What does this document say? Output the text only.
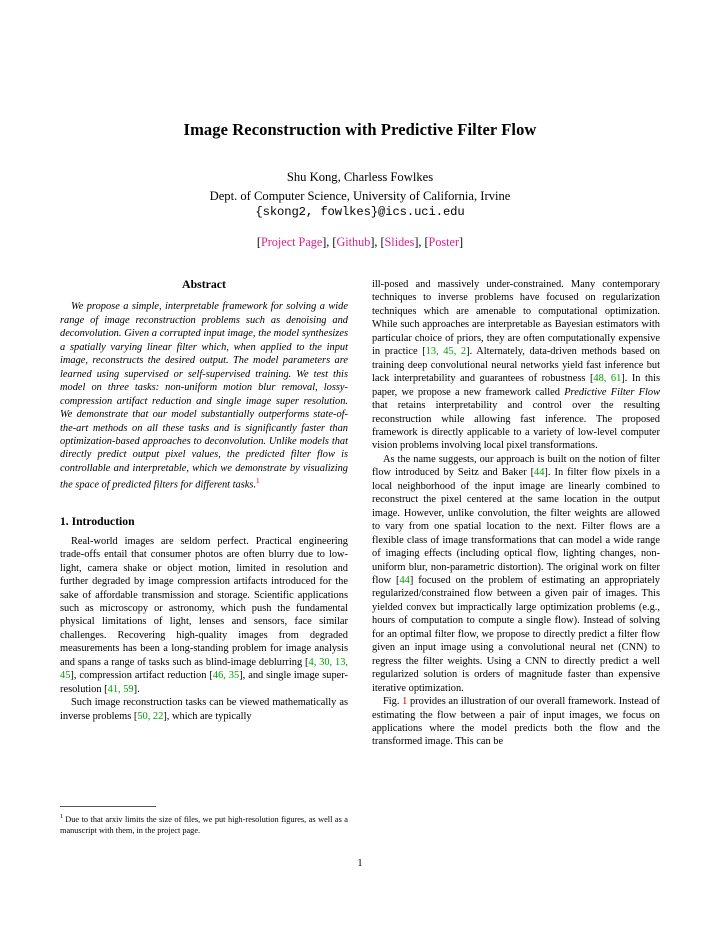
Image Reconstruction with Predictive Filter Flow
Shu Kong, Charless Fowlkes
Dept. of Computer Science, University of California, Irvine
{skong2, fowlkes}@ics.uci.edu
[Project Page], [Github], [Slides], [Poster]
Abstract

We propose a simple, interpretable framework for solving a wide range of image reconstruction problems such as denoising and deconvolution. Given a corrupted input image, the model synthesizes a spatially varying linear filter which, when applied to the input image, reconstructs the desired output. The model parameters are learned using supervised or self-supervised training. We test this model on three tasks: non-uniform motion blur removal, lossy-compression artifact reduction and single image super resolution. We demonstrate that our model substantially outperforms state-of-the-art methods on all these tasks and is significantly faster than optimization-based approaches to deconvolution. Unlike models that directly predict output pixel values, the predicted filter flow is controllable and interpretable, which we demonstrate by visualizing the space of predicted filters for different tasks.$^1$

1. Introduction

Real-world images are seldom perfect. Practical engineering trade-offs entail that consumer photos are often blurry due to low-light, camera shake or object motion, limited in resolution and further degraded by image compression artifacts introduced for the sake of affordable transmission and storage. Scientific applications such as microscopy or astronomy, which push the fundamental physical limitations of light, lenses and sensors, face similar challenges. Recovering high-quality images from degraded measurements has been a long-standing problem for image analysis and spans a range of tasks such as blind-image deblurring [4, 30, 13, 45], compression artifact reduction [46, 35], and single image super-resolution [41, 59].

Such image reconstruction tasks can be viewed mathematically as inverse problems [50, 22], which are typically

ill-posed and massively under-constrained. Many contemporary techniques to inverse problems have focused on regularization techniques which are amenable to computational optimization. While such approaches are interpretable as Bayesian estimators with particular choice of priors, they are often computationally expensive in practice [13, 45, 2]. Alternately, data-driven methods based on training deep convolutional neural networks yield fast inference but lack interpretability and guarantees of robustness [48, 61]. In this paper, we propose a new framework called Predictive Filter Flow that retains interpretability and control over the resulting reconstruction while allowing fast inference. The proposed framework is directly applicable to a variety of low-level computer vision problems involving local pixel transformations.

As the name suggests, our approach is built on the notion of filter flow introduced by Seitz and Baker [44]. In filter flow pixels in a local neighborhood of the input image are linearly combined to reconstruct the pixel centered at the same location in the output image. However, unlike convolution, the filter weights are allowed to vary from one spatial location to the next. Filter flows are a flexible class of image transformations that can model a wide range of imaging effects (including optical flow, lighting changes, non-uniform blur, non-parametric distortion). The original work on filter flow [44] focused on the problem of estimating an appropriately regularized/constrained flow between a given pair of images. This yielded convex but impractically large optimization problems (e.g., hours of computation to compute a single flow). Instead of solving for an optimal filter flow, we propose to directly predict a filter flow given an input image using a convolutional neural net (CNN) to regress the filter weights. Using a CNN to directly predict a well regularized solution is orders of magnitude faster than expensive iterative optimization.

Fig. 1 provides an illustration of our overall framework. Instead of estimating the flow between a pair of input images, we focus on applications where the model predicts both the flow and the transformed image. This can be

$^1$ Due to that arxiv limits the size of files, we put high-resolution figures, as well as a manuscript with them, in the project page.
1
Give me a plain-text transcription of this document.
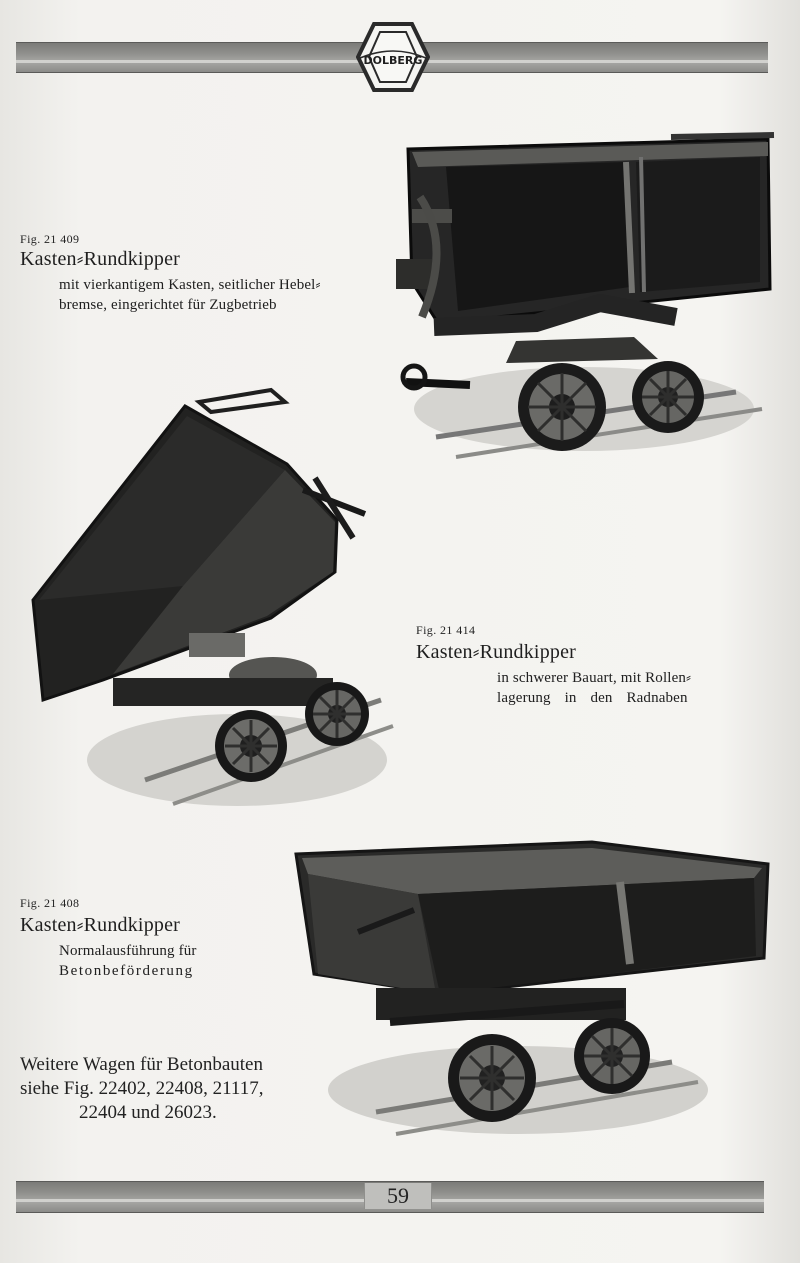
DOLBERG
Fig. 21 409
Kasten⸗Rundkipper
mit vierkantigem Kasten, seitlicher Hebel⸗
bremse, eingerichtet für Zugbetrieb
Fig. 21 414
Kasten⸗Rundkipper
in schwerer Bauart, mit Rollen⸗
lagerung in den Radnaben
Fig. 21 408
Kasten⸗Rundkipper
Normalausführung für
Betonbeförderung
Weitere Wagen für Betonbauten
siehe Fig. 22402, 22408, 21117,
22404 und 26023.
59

######

[THE EXERCISE]
Return all lines with the word "document" in them.

[EXERCISE OUTPUT]
What does this document say? Output the text only.
Give me a plain-text transcription of this document.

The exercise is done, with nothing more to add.